**REQUEST:** Pull out every line with the word "xlabel" from the entries below.

**DATA IN THIS EXERCISE:**
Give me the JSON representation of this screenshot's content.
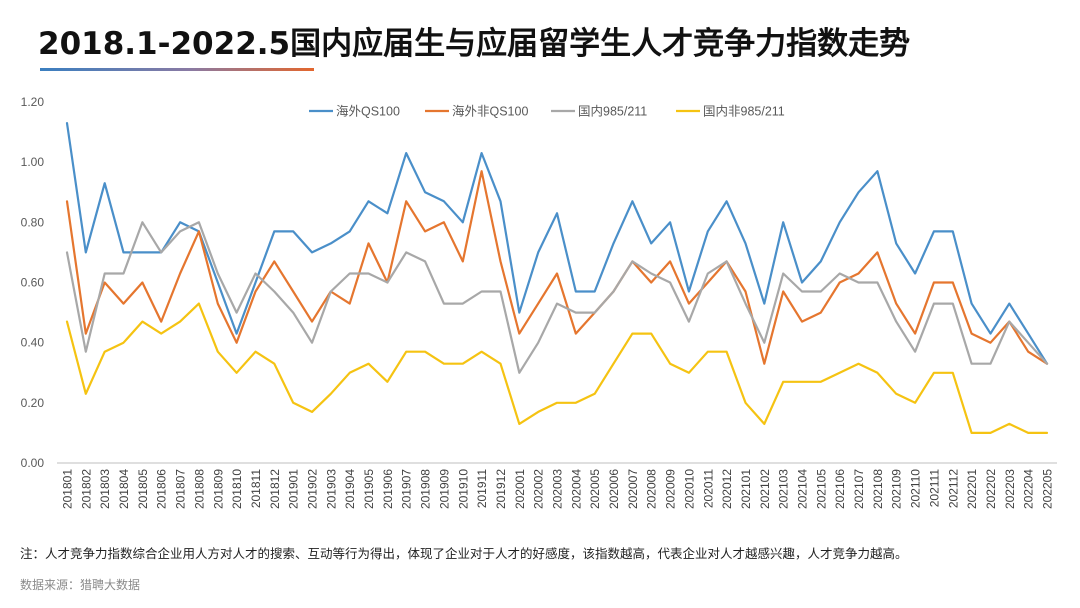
{
  "title": "2018.1-2022.5国内应届生与应届留学生人才竞争力指数走势",
  "footnote": "注：人才竞争力指数综合企业用人方对人才的搜索、互动等行为得出，体现了企业对于人才的好感度，该指数越高，代表企业对人才越感兴趣，人才竞争力越高。",
  "source": "数据来源：猎聘大数据",
  "chart_data": {
    "type": "line",
    "ylim": [
      0,
      1.2
    ],
    "yticks": [
      "0.00",
      "0.20",
      "0.40",
      "0.60",
      "0.80",
      "1.00",
      "1.20"
    ],
    "legend_position": "top",
    "grid": false,
    "categories": [
      "201801",
      "201802",
      "201803",
      "201804",
      "201805",
      "201806",
      "201807",
      "201808",
      "201809",
      "201810",
      "201811",
      "201812",
      "201901",
      "201902",
      "201903",
      "201904",
      "201905",
      "201906",
      "201907",
      "201908",
      "201909",
      "201910",
      "201911",
      "201912",
      "202001",
      "202002",
      "202003",
      "202004",
      "202005",
      "202006",
      "202007",
      "202008",
      "202009",
      "202010",
      "202011",
      "202012",
      "202101",
      "202102",
      "202103",
      "202104",
      "202105",
      "202106",
      "202107",
      "202108",
      "202109",
      "202110",
      "202111",
      "202112",
      "202201",
      "202202",
      "202203",
      "202204",
      "202205"
    ],
    "series": [
      {
        "name": "海外QS100",
        "color": "#4a8fc9",
        "values": [
          1.13,
          0.7,
          0.93,
          0.7,
          0.7,
          0.7,
          0.8,
          0.77,
          0.6,
          0.43,
          0.6,
          0.77,
          0.77,
          0.7,
          0.73,
          0.77,
          0.87,
          0.83,
          1.03,
          0.9,
          0.87,
          0.8,
          1.03,
          0.87,
          0.5,
          0.7,
          0.83,
          0.57,
          0.57,
          0.73,
          0.87,
          0.73,
          0.8,
          0.57,
          0.77,
          0.87,
          0.73,
          0.53,
          0.8,
          0.6,
          0.67,
          0.8,
          0.9,
          0.97,
          0.73,
          0.63,
          0.77,
          0.77,
          0.53,
          0.43,
          0.53,
          0.43,
          0.33
        ]
      },
      {
        "name": "海外非QS100",
        "color": "#e5762f",
        "values": [
          0.87,
          0.43,
          0.6,
          0.53,
          0.6,
          0.47,
          0.63,
          0.77,
          0.53,
          0.4,
          0.57,
          0.67,
          0.57,
          0.47,
          0.57,
          0.53,
          0.73,
          0.6,
          0.87,
          0.77,
          0.8,
          0.67,
          0.97,
          0.67,
          0.43,
          0.53,
          0.63,
          0.43,
          0.5,
          0.57,
          0.67,
          0.6,
          0.67,
          0.53,
          0.6,
          0.67,
          0.57,
          0.33,
          0.57,
          0.47,
          0.5,
          0.6,
          0.63,
          0.7,
          0.53,
          0.43,
          0.6,
          0.6,
          0.43,
          0.4,
          0.47,
          0.37,
          0.33
        ]
      },
      {
        "name": "国内985/211",
        "color": "#a8a8a8",
        "values": [
          0.7,
          0.37,
          0.63,
          0.63,
          0.8,
          0.7,
          0.77,
          0.8,
          0.63,
          0.5,
          0.63,
          0.57,
          0.5,
          0.4,
          0.57,
          0.63,
          0.63,
          0.6,
          0.7,
          0.67,
          0.53,
          0.53,
          0.57,
          0.57,
          0.3,
          0.4,
          0.53,
          0.5,
          0.5,
          0.57,
          0.67,
          0.63,
          0.6,
          0.47,
          0.63,
          0.67,
          0.53,
          0.4,
          0.63,
          0.57,
          0.57,
          0.63,
          0.6,
          0.6,
          0.47,
          0.37,
          0.53,
          0.53,
          0.33,
          0.33,
          0.47,
          0.4,
          0.33
        ]
      },
      {
        "name": "国内非985/211",
        "color": "#f5c312",
        "values": [
          0.47,
          0.23,
          0.37,
          0.4,
          0.47,
          0.43,
          0.47,
          0.53,
          0.37,
          0.3,
          0.37,
          0.33,
          0.2,
          0.17,
          0.23,
          0.3,
          0.33,
          0.27,
          0.37,
          0.37,
          0.33,
          0.33,
          0.37,
          0.33,
          0.13,
          0.17,
          0.2,
          0.2,
          0.23,
          0.33,
          0.43,
          0.43,
          0.33,
          0.3,
          0.37,
          0.37,
          0.2,
          0.13,
          0.27,
          0.27,
          0.27,
          0.3,
          0.33,
          0.3,
          0.23,
          0.2,
          0.3,
          0.3,
          0.1,
          0.1,
          0.13,
          0.1,
          0.1
        ]
      }
    ]
  }
}
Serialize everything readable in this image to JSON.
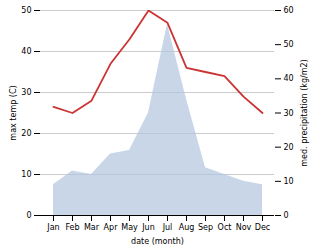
{
  "chart_data": {
    "type": "line",
    "categories": [
      "Jan",
      "Feb",
      "Mar",
      "Apr",
      "May",
      "Jun",
      "Jul",
      "Aug",
      "Sep",
      "Oct",
      "Nov",
      "Dec"
    ],
    "xlabel": "date (month)",
    "ylabel": "max temp (C)",
    "y2label": "med. precipitation (kg/m2)",
    "ylim": [
      0,
      50
    ],
    "yticks": [
      0,
      10,
      20,
      30,
      40,
      50
    ],
    "y2lim": [
      0,
      60
    ],
    "y2ticks": [
      0,
      10,
      20,
      30,
      40,
      50,
      60
    ],
    "grid": true,
    "series": [
      {
        "type": "area",
        "axis": "y2",
        "color": "#b0c4de",
        "values": [
          9,
          13,
          12,
          18,
          19,
          30,
          56,
          34,
          14,
          12,
          10,
          9
        ]
      },
      {
        "type": "line",
        "color": "#cc3333",
        "values": [
          26.5,
          25.0,
          28.0,
          37.0,
          43.0,
          50.0,
          47.0,
          36.0,
          35.0,
          34.0,
          29.0,
          25.0
        ]
      }
    ]
  }
}
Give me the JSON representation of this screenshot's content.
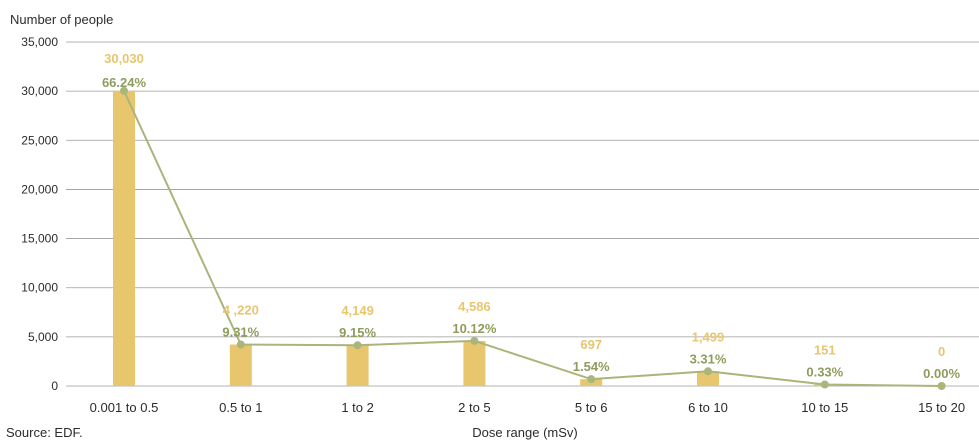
{
  "chart_data": {
    "type": "bar",
    "ylabel": "Number of people",
    "xlabel": "Dose range (mSv)",
    "source": "Source: EDF.",
    "ylim": [
      0,
      35000
    ],
    "yticks": [
      0,
      5000,
      10000,
      15000,
      20000,
      25000,
      30000,
      35000
    ],
    "ytick_labels": [
      "0",
      "5,000",
      "10,000",
      "15,000",
      "20,000",
      "25,000",
      "30,000",
      "35,000"
    ],
    "grid": true,
    "categories": [
      "0.001 to 0.5",
      "0.5 to 1",
      "1 to 2",
      "2 to 5",
      "5 to 6",
      "6 to 10",
      "10 to 15",
      "15 to 20"
    ],
    "values": [
      30030,
      4220,
      4149,
      4586,
      697,
      1499,
      151,
      0
    ],
    "value_labels": [
      "30,030",
      "4 ,220",
      "4,149",
      "4,586",
      "697",
      "1,499",
      "151",
      "0"
    ],
    "percentages": [
      66.24,
      9.31,
      9.15,
      10.12,
      1.54,
      3.31,
      0.33,
      0.0
    ],
    "percent_labels": [
      "66.24%",
      "9.31%",
      "9.15%",
      "10.12%",
      "1.54%",
      "3.31%",
      "0.33%",
      "0.00%"
    ],
    "colors": {
      "bar": "#E8C66E",
      "value_label": "#E8C66E",
      "line": "#A9B57A",
      "percent_label": "#8E9C5C",
      "grid": "#9a9a9a"
    }
  }
}
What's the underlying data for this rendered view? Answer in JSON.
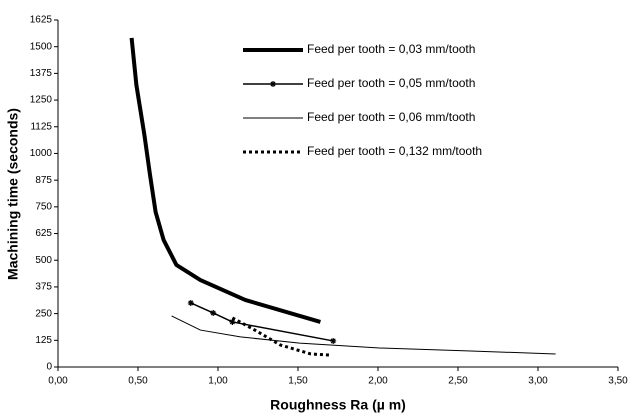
{
  "chart_data": {
    "type": "line",
    "xlabel": "Roughness Ra (µ m)",
    "ylabel": "Machining time (seconds)",
    "xlim": [
      0,
      3.5
    ],
    "xticks": [
      {
        "value": 0,
        "label": "0,00"
      },
      {
        "value": 0.5,
        "label": "0,50"
      },
      {
        "value": 1,
        "label": "1,00"
      },
      {
        "value": 1.5,
        "label": "1,50"
      },
      {
        "value": 2,
        "label": "2,00"
      },
      {
        "value": 2.5,
        "label": "2,50"
      },
      {
        "value": 3,
        "label": "3,00"
      },
      {
        "value": 3.5,
        "label": "3,50"
      }
    ],
    "ylim": [
      0,
      1625
    ],
    "yticks": [
      0,
      125,
      250,
      375,
      500,
      625,
      750,
      875,
      1000,
      1125,
      1250,
      1375,
      1500,
      1625
    ],
    "grid": false,
    "legend": "upper right",
    "series": [
      {
        "name": "Feed per tooth = 0,03 mm/tooth",
        "color": "#000000",
        "line_width": 4,
        "dash": "solid",
        "marker": "none",
        "x": [
          0.46,
          0.49,
          0.54,
          0.575,
          0.61,
          0.66,
          0.74,
          0.89,
          1.17,
          1.64
        ],
        "values": [
          1541,
          1320,
          1087,
          900,
          726,
          595,
          478,
          407,
          314,
          211
        ]
      },
      {
        "name": "Feed per tooth = 0,05 mm/tooth",
        "color": "#000000",
        "line_width": 1.5,
        "dash": "solid",
        "marker": "star",
        "x": [
          0.83,
          0.97,
          1.09,
          1.72
        ],
        "values": [
          300,
          253,
          211,
          122
        ]
      },
      {
        "name": "Feed per tooth = 0,06 mm/tooth",
        "color": "#000000",
        "line_width": 1,
        "dash": "solid",
        "marker": "none",
        "x": [
          0.71,
          0.89,
          1.14,
          1.51,
          2.01,
          2.58,
          3.11
        ],
        "values": [
          239,
          173,
          141,
          112,
          89,
          75,
          61
        ]
      },
      {
        "name": "Feed per tooth = 0,132 mm/tooth",
        "color": "#000000",
        "line_width": 3,
        "dash": "dotted",
        "marker": "none",
        "x": [
          1.09,
          1.23,
          1.39,
          1.58,
          1.7
        ],
        "values": [
          230,
          173,
          103,
          61,
          56
        ]
      }
    ]
  }
}
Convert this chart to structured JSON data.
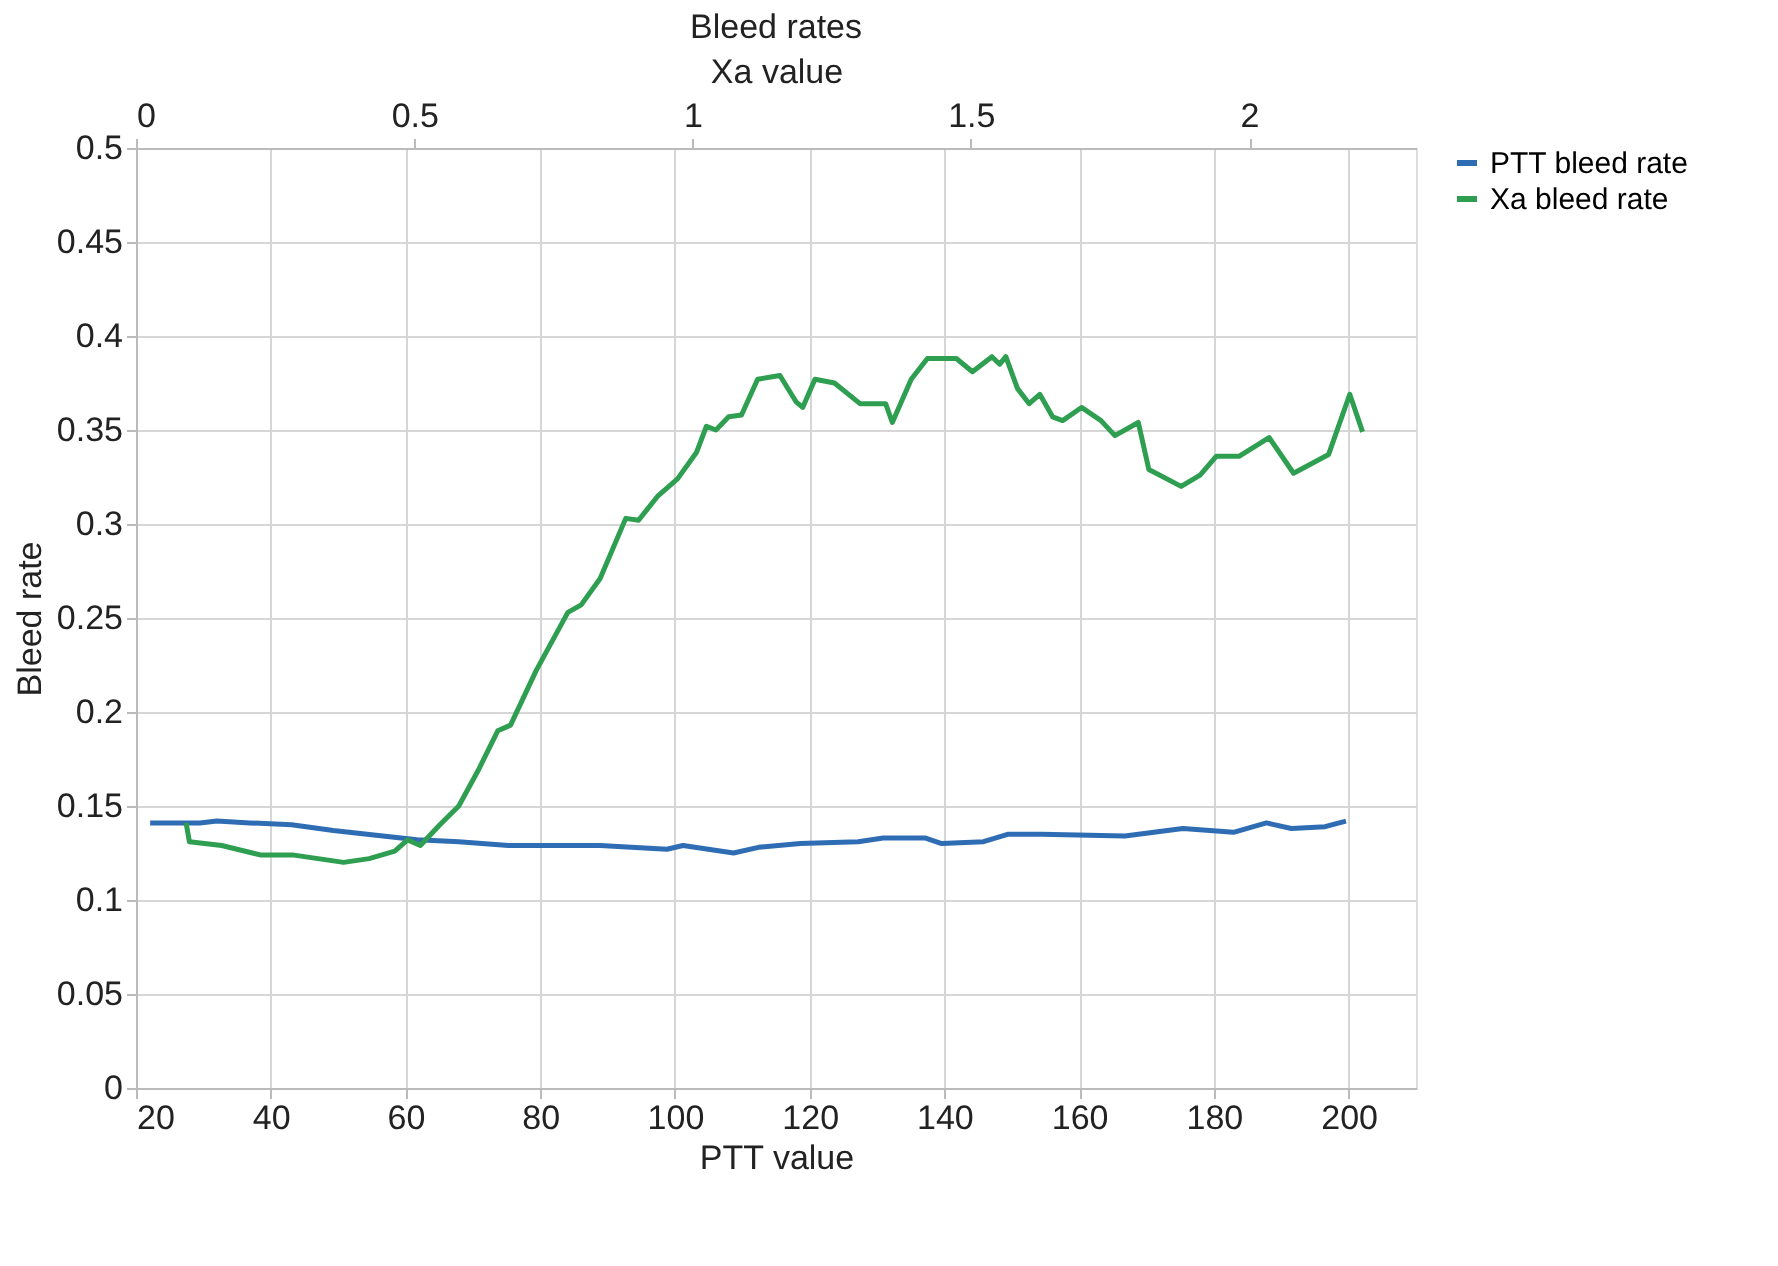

**SOLUTION:**
    "xlabel": "date (month)",
    "xlabel": "Dose range (mSv)",
    "xlabel": "Roughness Ra (µ m)",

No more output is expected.